>> START AVAILABLE DATA

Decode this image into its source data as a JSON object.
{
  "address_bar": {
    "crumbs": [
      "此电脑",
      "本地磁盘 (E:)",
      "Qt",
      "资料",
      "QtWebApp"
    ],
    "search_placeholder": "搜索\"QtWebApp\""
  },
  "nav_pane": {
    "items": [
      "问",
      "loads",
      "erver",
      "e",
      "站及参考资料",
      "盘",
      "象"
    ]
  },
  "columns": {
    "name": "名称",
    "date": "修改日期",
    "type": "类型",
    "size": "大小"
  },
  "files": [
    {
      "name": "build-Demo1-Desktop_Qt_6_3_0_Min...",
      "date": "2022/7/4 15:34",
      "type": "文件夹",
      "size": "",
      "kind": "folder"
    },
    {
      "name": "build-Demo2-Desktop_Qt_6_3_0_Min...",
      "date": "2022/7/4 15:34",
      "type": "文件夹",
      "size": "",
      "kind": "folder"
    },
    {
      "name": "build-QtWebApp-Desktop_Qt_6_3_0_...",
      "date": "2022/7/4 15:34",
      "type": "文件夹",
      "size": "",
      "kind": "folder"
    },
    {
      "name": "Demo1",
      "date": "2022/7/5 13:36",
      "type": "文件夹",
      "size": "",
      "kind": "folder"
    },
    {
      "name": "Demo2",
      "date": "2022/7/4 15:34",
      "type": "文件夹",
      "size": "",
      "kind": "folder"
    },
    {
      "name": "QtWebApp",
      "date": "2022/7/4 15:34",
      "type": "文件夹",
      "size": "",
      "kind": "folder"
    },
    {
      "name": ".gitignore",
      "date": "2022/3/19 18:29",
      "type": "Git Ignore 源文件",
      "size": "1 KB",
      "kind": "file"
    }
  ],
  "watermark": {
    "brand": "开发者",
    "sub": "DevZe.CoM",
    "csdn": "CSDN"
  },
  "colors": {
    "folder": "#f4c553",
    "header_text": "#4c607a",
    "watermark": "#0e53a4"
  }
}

>> END AVAILABLE DATA

*EXERCISE OBJECTIVE:*
Write out every record verbatim.

*THE SOLUTION:*
Decode this image into its source data as a JSON object.
{
  "address_bar": {
    "crumbs": [
      "此电脑",
      "本地磁盘 (E:)",
      "Qt",
      "资料",
      "QtWebApp"
    ],
    "search_placeholder": "搜索\"QtWebApp\""
  },
  "nav_pane": {
    "items": [
      "问",
      "loads",
      "erver",
      "e",
      "站及参考资料",
      "盘",
      "象"
    ]
  },
  "columns": {
    "name": "名称",
    "date": "修改日期",
    "type": "类型",
    "size": "大小"
  },
  "files": [
    {
      "name": "build-Demo1-Desktop_Qt_6_3_0_Min...",
      "date": "2022/7/4 15:34",
      "type": "文件夹",
      "size": "",
      "kind": "folder"
    },
    {
      "name": "build-Demo2-Desktop_Qt_6_3_0_Min...",
      "date": "2022/7/4 15:34",
      "type": "文件夹",
      "size": "",
      "kind": "folder"
    },
    {
      "name": "build-QtWebApp-Desktop_Qt_6_3_0_...",
      "date": "2022/7/4 15:34",
      "type": "文件夹",
      "size": "",
      "kind": "folder"
    },
    {
      "name": "Demo1",
      "date": "2022/7/5 13:36",
      "type": "文件夹",
      "size": "",
      "kind": "folder"
    },
    {
      "name": "Demo2",
      "date": "2022/7/4 15:34",
      "type": "文件夹",
      "size": "",
      "kind": "folder"
    },
    {
      "name": "QtWebApp",
      "date": "2022/7/4 15:34",
      "type": "文件夹",
      "size": "",
      "kind": "folder"
    },
    {
      "name": ".gitignore",
      "date": "2022/3/19 18:29",
      "type": "Git Ignore 源文件",
      "size": "1 KB",
      "kind": "file"
    }
  ],
  "watermark": {
    "brand": "开发者",
    "sub": "DevZe.CoM",
    "csdn": "CSDN"
  },
  "colors": {
    "folder": "#f4c553",
    "header_text": "#4c607a",
    "watermark": "#0e53a4"
  }
}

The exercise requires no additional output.